THE REQUEST: In the entries below, identify every line with the string "ffffff" and copy it.

☆ ☆ ☆ ☆

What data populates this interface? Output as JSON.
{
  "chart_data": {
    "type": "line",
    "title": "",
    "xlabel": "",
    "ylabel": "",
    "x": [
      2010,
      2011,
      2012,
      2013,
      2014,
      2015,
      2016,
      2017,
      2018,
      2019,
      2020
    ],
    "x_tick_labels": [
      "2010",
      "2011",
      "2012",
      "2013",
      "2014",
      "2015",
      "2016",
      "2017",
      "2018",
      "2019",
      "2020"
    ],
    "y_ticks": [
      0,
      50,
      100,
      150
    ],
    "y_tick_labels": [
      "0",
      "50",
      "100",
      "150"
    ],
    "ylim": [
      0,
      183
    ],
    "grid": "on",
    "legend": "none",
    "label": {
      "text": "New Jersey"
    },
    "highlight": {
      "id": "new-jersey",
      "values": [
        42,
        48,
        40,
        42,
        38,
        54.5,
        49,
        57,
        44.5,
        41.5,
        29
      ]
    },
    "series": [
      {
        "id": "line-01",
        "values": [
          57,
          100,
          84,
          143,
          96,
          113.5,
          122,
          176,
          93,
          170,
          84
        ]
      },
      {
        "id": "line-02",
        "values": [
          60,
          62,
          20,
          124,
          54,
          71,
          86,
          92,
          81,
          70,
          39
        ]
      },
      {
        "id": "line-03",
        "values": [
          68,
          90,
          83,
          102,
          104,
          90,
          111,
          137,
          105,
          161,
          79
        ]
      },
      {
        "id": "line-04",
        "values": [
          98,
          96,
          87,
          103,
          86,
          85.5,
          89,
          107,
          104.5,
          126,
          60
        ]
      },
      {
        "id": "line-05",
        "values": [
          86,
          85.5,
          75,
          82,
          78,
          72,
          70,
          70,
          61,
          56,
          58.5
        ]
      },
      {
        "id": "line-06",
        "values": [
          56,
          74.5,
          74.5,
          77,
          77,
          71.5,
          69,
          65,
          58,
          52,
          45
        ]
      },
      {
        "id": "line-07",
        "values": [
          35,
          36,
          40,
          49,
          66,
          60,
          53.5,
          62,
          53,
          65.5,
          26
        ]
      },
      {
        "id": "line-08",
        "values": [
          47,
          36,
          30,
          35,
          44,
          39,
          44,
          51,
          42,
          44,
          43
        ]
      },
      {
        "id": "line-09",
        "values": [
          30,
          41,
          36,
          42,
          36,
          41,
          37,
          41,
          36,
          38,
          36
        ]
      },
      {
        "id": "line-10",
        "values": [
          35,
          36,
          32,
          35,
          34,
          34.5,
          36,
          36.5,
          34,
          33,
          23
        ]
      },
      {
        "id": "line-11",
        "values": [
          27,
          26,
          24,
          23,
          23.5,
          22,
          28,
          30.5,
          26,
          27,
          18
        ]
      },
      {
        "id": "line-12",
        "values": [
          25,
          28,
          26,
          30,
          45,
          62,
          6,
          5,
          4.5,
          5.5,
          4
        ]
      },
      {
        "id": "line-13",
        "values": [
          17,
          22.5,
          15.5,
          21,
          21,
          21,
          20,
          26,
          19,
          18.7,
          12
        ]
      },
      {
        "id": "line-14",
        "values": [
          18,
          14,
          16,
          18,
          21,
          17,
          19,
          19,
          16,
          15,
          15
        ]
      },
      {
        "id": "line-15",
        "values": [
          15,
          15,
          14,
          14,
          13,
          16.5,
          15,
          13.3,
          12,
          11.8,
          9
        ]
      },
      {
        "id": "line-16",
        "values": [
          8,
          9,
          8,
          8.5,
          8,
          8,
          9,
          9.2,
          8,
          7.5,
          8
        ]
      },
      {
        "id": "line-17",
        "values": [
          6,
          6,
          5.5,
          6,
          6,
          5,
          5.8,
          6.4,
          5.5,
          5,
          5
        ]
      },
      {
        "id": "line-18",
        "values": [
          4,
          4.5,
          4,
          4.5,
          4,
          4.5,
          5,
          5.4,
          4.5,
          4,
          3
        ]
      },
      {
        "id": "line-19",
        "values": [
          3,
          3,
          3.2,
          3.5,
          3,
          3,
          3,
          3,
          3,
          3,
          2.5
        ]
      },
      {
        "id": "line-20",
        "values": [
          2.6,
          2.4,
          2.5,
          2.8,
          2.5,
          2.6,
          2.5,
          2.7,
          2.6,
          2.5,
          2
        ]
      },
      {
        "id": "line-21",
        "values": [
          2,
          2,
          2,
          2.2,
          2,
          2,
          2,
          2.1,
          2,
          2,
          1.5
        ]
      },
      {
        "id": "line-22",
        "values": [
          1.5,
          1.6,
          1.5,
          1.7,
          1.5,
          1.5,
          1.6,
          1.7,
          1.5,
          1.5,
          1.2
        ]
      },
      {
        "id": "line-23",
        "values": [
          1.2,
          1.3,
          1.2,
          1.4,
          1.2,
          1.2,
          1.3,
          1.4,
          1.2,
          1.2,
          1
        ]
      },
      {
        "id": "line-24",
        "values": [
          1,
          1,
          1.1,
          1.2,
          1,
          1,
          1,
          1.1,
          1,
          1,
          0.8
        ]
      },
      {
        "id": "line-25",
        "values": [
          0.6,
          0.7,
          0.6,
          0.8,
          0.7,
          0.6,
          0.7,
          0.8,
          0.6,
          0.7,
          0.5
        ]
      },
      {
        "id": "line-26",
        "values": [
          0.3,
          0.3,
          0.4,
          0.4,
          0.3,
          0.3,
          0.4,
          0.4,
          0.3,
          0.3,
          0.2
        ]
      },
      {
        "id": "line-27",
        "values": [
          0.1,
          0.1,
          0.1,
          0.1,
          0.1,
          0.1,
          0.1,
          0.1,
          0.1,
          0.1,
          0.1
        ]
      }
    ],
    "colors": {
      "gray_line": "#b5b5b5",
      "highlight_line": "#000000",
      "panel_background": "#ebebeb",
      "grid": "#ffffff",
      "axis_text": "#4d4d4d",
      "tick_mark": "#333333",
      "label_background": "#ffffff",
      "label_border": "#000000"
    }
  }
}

☆ ☆ ☆ ☆

ANSWER TO THIS EXERCISE:
      "grid": "#ffffff",
      "label_background": "#ffffff",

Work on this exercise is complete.